» Task goal
Faithfully return all lines, omitting every embedded picture.

» Provided information
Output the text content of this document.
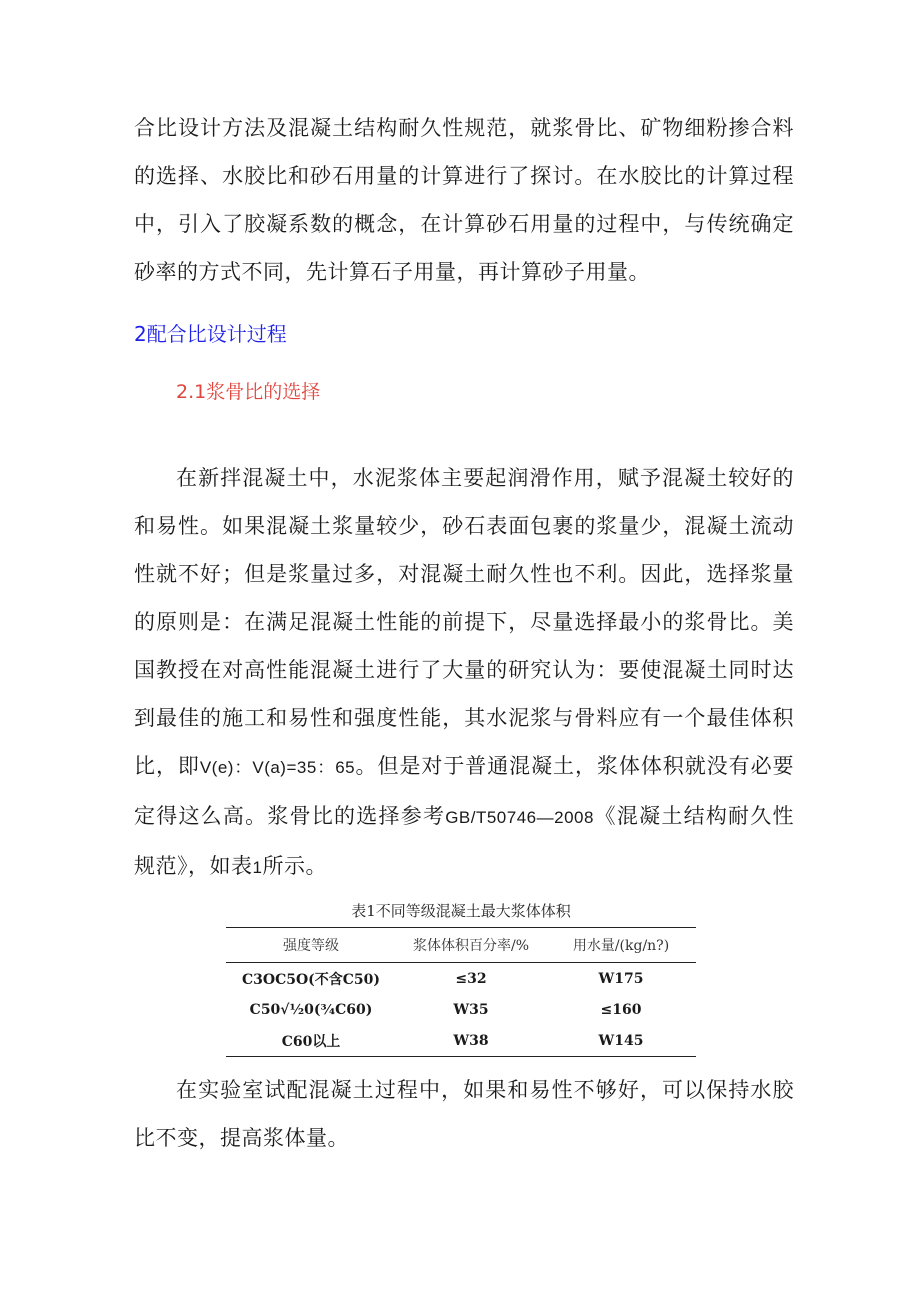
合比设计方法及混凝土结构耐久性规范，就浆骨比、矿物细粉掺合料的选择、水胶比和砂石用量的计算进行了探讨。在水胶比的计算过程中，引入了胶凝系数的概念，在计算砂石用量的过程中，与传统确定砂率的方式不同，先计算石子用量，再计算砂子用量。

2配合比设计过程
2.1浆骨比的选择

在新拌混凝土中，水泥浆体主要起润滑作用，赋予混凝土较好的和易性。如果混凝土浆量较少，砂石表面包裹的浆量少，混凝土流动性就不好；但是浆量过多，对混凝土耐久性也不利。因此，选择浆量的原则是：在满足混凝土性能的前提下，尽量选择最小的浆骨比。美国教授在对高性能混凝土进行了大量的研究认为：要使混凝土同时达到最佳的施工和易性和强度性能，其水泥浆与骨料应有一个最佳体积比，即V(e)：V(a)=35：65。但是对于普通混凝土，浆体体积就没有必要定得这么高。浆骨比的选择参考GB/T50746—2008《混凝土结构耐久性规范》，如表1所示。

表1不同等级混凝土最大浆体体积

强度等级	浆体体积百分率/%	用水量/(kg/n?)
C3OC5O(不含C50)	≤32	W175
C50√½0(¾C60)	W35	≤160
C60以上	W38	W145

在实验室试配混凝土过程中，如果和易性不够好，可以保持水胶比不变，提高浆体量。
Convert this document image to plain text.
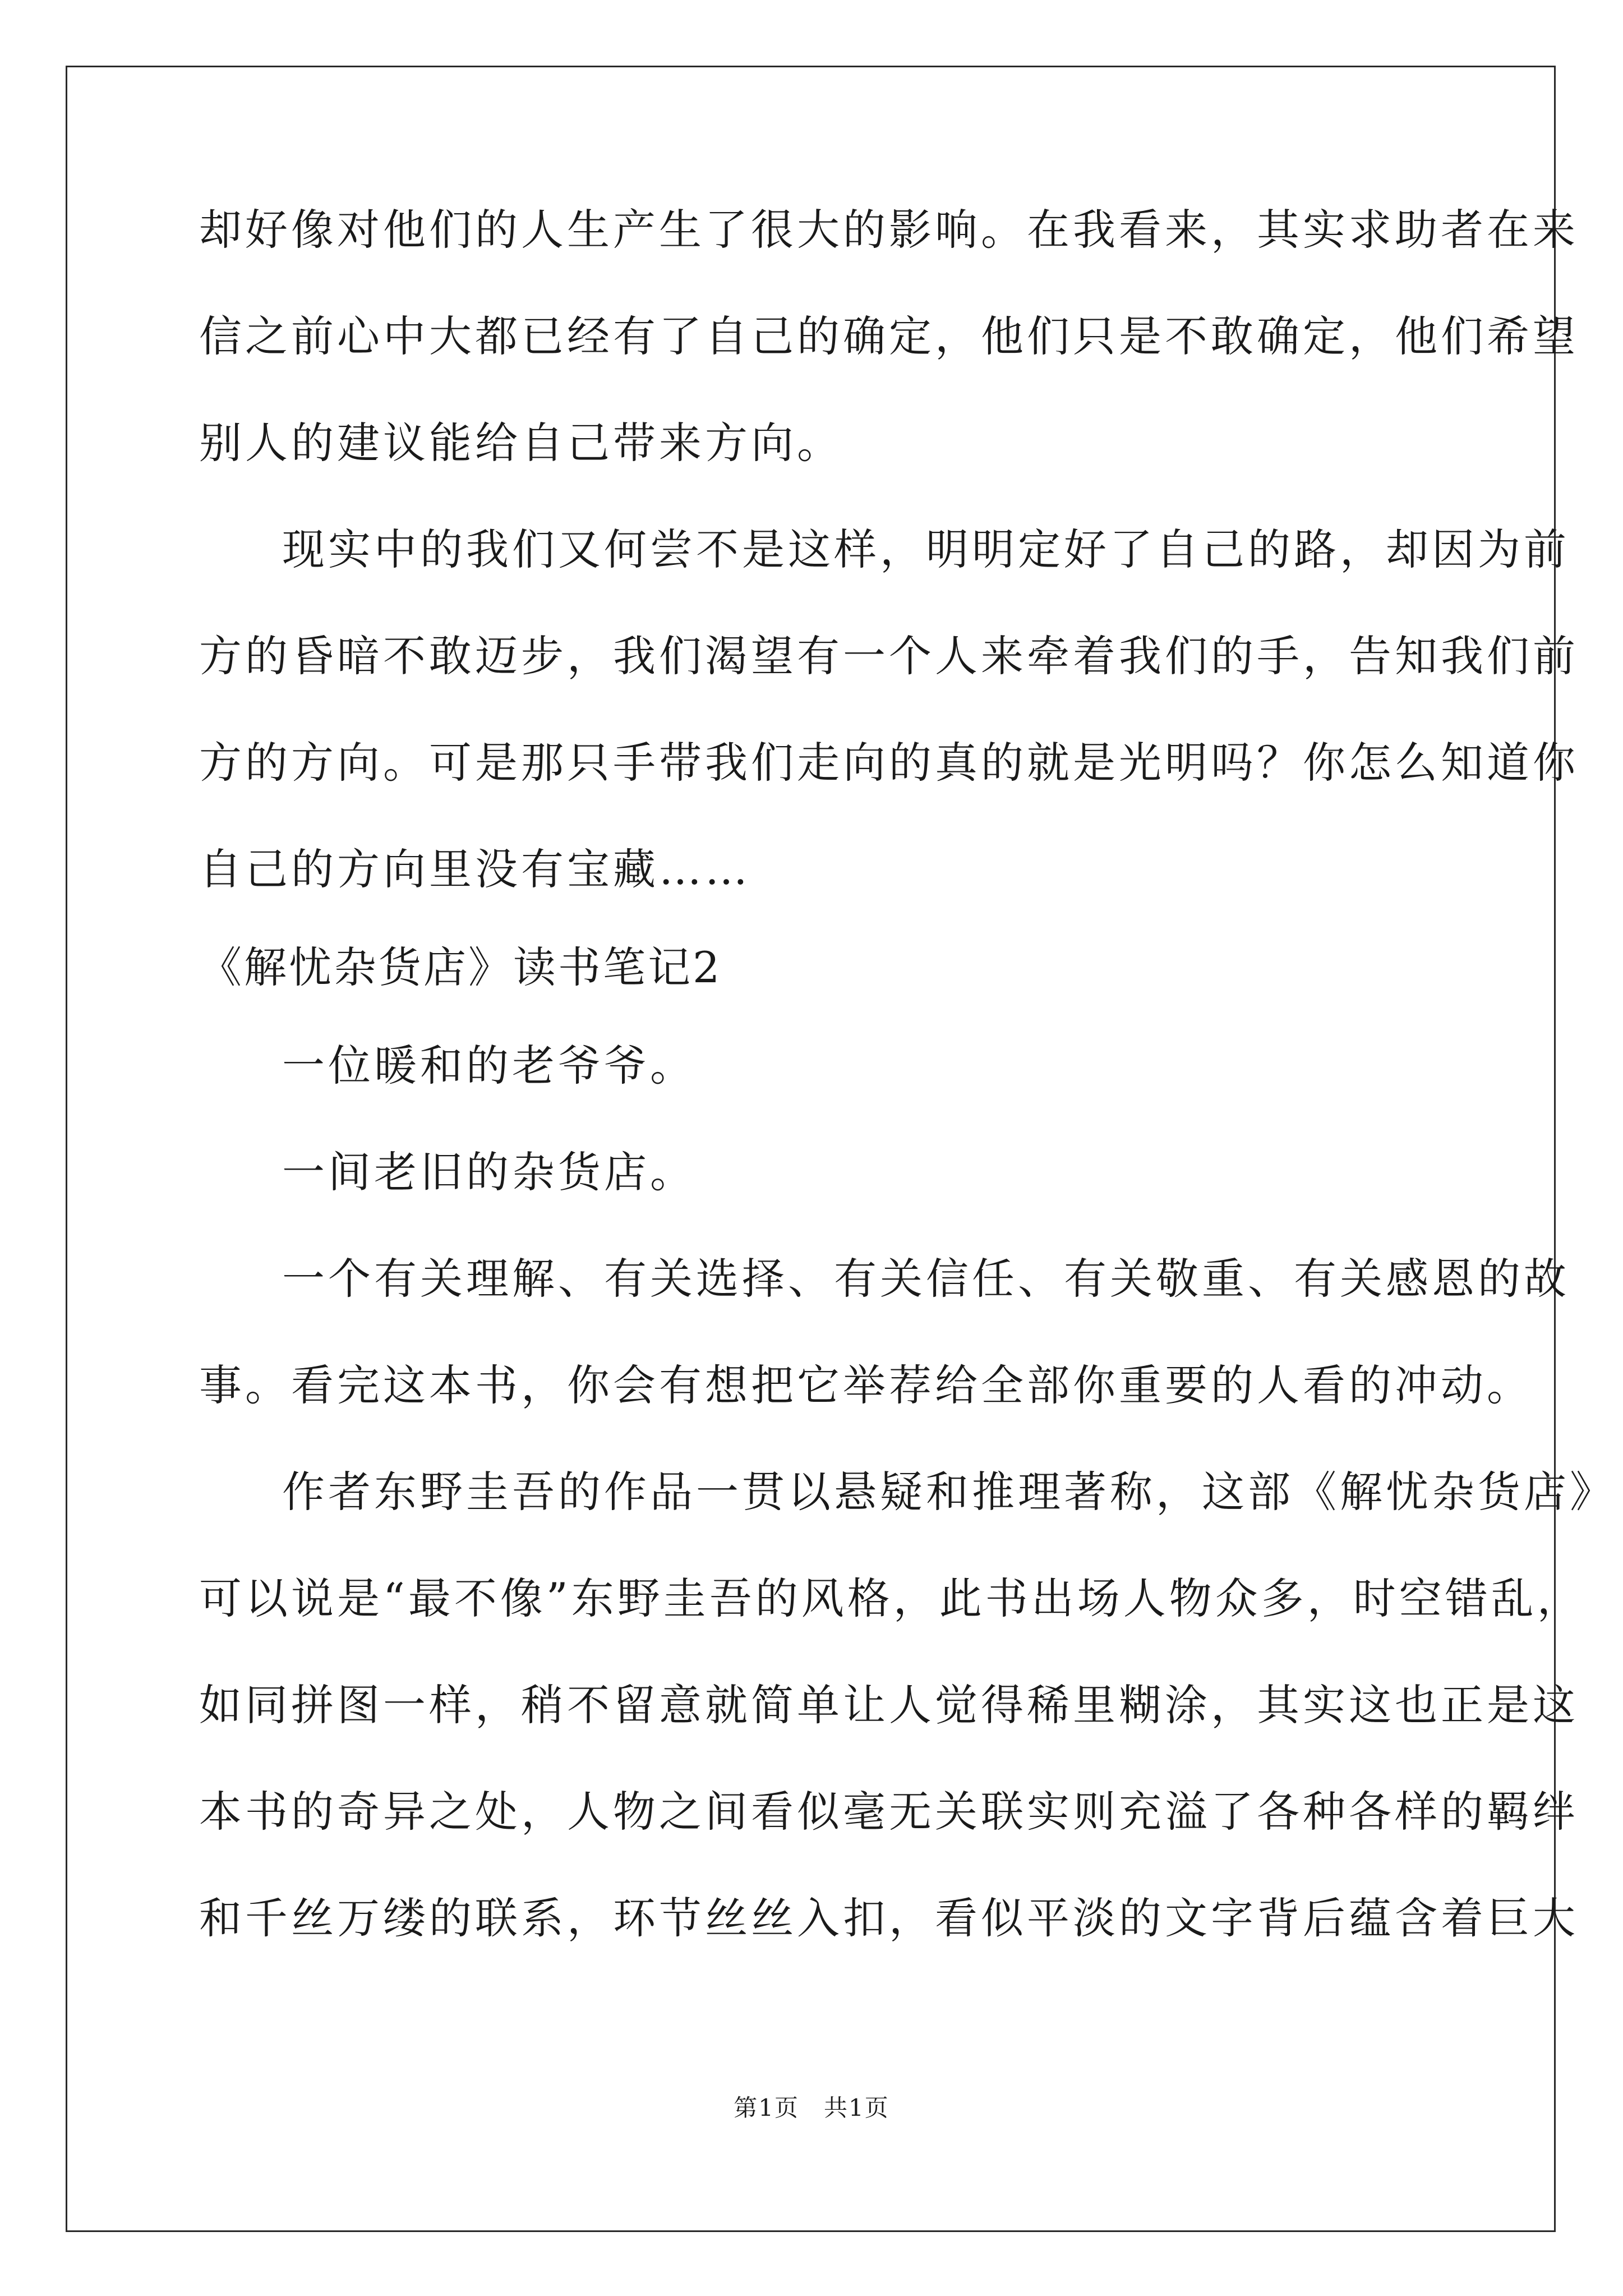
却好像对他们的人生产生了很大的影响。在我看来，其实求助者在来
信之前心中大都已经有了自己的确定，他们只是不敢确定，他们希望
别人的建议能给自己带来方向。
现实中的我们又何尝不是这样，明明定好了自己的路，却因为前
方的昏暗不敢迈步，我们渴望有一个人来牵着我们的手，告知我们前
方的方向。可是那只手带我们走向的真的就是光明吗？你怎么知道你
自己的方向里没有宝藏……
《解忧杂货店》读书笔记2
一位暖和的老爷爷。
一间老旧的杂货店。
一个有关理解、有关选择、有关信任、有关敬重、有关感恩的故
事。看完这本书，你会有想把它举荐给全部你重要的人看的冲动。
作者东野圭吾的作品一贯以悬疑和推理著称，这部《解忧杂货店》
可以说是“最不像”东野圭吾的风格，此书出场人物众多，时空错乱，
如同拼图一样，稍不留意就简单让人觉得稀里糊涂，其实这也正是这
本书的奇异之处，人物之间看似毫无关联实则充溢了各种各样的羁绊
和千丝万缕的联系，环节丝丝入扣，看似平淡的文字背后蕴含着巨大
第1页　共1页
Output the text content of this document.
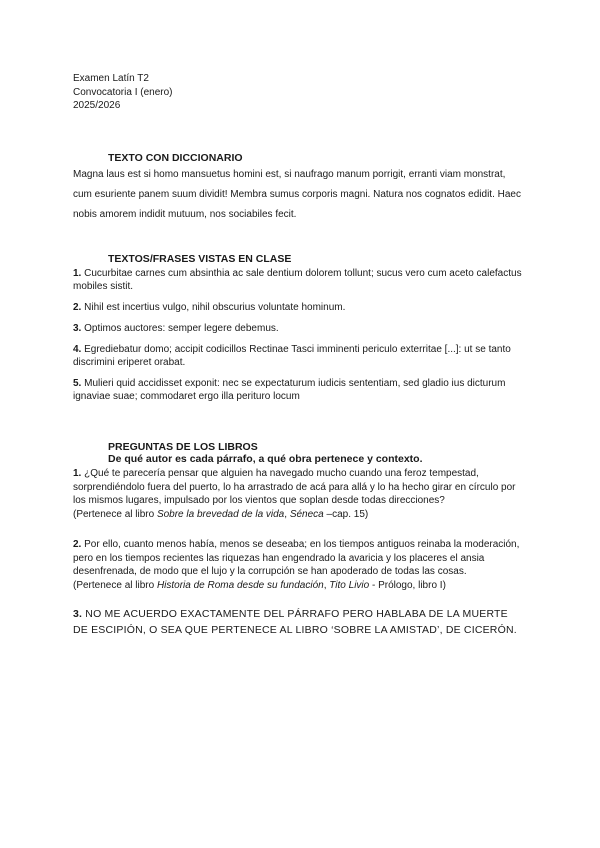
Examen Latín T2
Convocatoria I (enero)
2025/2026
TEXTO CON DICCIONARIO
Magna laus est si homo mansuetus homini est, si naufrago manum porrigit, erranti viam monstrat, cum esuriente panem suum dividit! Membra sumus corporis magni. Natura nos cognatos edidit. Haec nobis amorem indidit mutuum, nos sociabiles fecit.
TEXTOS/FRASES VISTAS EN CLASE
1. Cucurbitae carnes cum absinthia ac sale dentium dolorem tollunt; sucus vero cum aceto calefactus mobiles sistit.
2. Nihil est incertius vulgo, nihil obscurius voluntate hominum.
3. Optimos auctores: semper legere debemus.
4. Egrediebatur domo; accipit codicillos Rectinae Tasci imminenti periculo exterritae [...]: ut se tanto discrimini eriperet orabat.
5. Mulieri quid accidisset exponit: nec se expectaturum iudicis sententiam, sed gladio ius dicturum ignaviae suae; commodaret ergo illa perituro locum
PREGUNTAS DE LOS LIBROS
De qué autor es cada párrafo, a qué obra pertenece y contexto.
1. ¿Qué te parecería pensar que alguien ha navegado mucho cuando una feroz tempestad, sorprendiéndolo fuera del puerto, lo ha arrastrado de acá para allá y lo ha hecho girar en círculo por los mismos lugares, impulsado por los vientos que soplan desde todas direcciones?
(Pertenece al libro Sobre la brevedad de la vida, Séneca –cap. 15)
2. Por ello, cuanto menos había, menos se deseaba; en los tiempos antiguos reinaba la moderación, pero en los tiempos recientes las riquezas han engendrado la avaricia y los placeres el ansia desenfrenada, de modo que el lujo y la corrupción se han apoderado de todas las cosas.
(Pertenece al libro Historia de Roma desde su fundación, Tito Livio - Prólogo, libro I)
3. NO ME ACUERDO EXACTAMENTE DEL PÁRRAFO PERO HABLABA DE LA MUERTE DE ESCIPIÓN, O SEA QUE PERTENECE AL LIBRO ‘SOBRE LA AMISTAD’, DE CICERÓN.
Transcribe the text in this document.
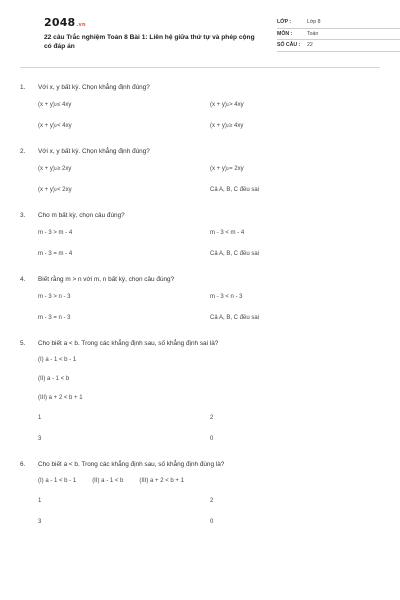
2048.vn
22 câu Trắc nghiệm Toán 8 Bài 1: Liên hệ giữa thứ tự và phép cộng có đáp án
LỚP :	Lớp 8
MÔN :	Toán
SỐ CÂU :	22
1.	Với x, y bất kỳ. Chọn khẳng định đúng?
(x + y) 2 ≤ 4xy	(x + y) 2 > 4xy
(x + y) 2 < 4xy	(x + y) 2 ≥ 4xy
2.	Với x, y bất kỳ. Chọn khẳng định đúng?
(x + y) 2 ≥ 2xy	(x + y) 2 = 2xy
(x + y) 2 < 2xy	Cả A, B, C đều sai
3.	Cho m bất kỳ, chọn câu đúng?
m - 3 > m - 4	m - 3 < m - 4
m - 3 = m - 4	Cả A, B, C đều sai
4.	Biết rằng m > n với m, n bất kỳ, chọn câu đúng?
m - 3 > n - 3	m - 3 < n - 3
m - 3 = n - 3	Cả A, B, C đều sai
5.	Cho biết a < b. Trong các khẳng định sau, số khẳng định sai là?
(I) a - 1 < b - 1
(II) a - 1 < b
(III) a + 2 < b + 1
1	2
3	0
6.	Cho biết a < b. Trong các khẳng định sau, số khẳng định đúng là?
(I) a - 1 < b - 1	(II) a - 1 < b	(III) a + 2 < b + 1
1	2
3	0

» Solution to this problem
Output the text content of this document.
合比设计方法及混凝土结构耐久性规范，就浆骨比、矿物细粉掺合料的选择、水胶比和砂石用量的计算进行了探讨。在水胶比的计算过程中，引入了胶凝系数的概念，在计算砂石用量的过程中，与传统确定砂率的方式不同，先计算石子用量，再计算砂子用量。

2配合比设计过程
2.1浆骨比的选择

在新拌混凝土中，水泥浆体主要起润滑作用，赋予混凝土较好的和易性。如果混凝土浆量较少，砂石表面包裹的浆量少，混凝土流动性就不好；但是浆量过多，对混凝土耐久性也不利。因此，选择浆量的原则是：在满足混凝土性能的前提下，尽量选择最小的浆骨比。美国教授在对高性能混凝土进行了大量的研究认为：要使混凝土同时达到最佳的施工和易性和强度性能，其水泥浆与骨料应有一个最佳体积比，即V(e)：V(a)=35：65。但是对于普通混凝土，浆体体积就没有必要定得这么高。浆骨比的选择参考GB/T50746—2008《混凝土结构耐久性规范》，如表1所示。

表1不同等级混凝土最大浆体体积

强度等级	浆体体积百分率/%	用水量/(kg/n?)
C3OC5O(不含C50)	≤32	W175
C50√½0(¾C60)	W35	≤160
C60以上	W38	W145

在实验室试配混凝土过程中，如果和易性不够好，可以保持水胶比不变，提高浆体量。
Convert this document image to plain text.
却好像对他们的人生产生了很大的影响。在我看来，其实求助者在来
信之前心中大都已经有了自己的确定，他们只是不敢确定，他们希望
别人的建议能给自己带来方向。
现实中的我们又何尝不是这样，明明定好了自己的路，却因为前
方的昏暗不敢迈步，我们渴望有一个人来牵着我们的手，告知我们前
方的方向。可是那只手带我们走向的真的就是光明吗？你怎么知道你
自己的方向里没有宝藏……
《解忧杂货店》读书笔记2
一位暖和的老爷爷。
一间老旧的杂货店。
一个有关理解、有关选择、有关信任、有关敬重、有关感恩的故
事。看完这本书，你会有想把它举荐给全部你重要的人看的冲动。
作者东野圭吾的作品一贯以悬疑和推理著称，这部《解忧杂货店》
可以说是“最不像”东野圭吾的风格，此书出场人物众多，时空错乱，
如同拼图一样，稍不留意就简单让人觉得稀里糊涂，其实这也正是这
本书的奇异之处，人物之间看似毫无关联实则充溢了各种各样的羁绊
和千丝万缕的联系，环节丝丝入扣，看似平淡的文字背后蕴含着巨大
第1页　共1页
Output the text content of this document.
Examen Latín T2
Convocatoria I (enero)
2025/2026
TEXTO CON DICCIONARIO
Magna laus est si homo mansuetus homini est, si naufrago manum porrigit, erranti viam monstrat, cum esuriente panem suum dividit! Membra sumus corporis magni. Natura nos cognatos edidit. Haec nobis amorem indidit mutuum, nos sociabiles fecit.
TEXTOS/FRASES VISTAS EN CLASE
1. Cucurbitae carnes cum absinthia ac sale dentium dolorem tollunt; sucus vero cum aceto calefactus mobiles sistit.
2. Nihil est incertius vulgo, nihil obscurius voluntate hominum.
3. Optimos auctores: semper legere debemus.
4. Egrediebatur domo; accipit codicillos Rectinae Tasci imminenti periculo exterritae [...]: ut se tanto discrimini eriperet orabat.
5. Mulieri quid accidisset exponit: nec se expectaturum iudicis sententiam, sed gladio ius dicturum ignaviae suae; commodaret ergo illa perituro locum
PREGUNTAS DE LOS LIBROS
De qué autor es cada párrafo, a qué obra pertenece y contexto.
1. ¿Qué te parecería pensar que alguien ha navegado mucho cuando una feroz tempestad, sorprendiéndolo fuera del puerto, lo ha arrastrado de acá para allá y lo ha hecho girar en círculo por los mismos lugares, impulsado por los vientos que soplan desde todas direcciones?
(Pertenece al libro Sobre la brevedad de la vida, Séneca –cap. 15)
2. Por ello, cuanto menos había, menos se deseaba; en los tiempos antiguos reinaba la moderación, pero en los tiempos recientes las riquezas han engendrado la avaricia y los placeres el ansia desenfrenada, de modo que el lujo y la corrupción se han apoderado de todas las cosas.
(Pertenece al libro Historia de Roma desde su fundación, Tito Livio - Prólogo, libro I)
3. NO ME ACUERDO EXACTAMENTE DEL PÁRRAFO PERO HABLABA DE LA MUERTE DE ESCIPIÓN, O SEA QUE PERTENECE AL LIBRO ‘SOBRE LA AMISTAD’, DE CICERÓN.
Transcribe the text in this document.
2048.vn
22 câu Trắc nghiệm Toán 8 Bài 1: Liên hệ giữa thứ tự và phép cộng có đáp án
LỚP :	Lớp 8
MÔN :	Toán
SỐ CÂU :	22
1.	Với x, y bất kỳ. Chọn khẳng định đúng?
(x + y) 2 ≤ 4xy	(x + y) 2 > 4xy
(x + y) 2 < 4xy	(x + y) 2 ≥ 4xy
2.	Với x, y bất kỳ. Chọn khẳng định đúng?
(x + y) 2 ≥ 2xy	(x + y) 2 = 2xy
(x + y) 2 < 2xy	Cả A, B, C đều sai
3.	Cho m bất kỳ, chọn câu đúng?
m - 3 > m - 4	m - 3 < m - 4
m - 3 = m - 4	Cả A, B, C đều sai
4.	Biết rằng m > n với m, n bất kỳ, chọn câu đúng?
m - 3 > n - 3	m - 3 < n - 3
m - 3 = n - 3	Cả A, B, C đều sai
5.	Cho biết a < b. Trong các khẳng định sau, số khẳng định sai là?
(I) a - 1 < b - 1
(II) a - 1 < b
(III) a + 2 < b + 1
1	2
3	0
6.	Cho biết a < b. Trong các khẳng định sau, số khẳng định đúng là?
(I) a - 1 < b - 1	(II) a - 1 < b	(III) a + 2 < b + 1
1	2
3	0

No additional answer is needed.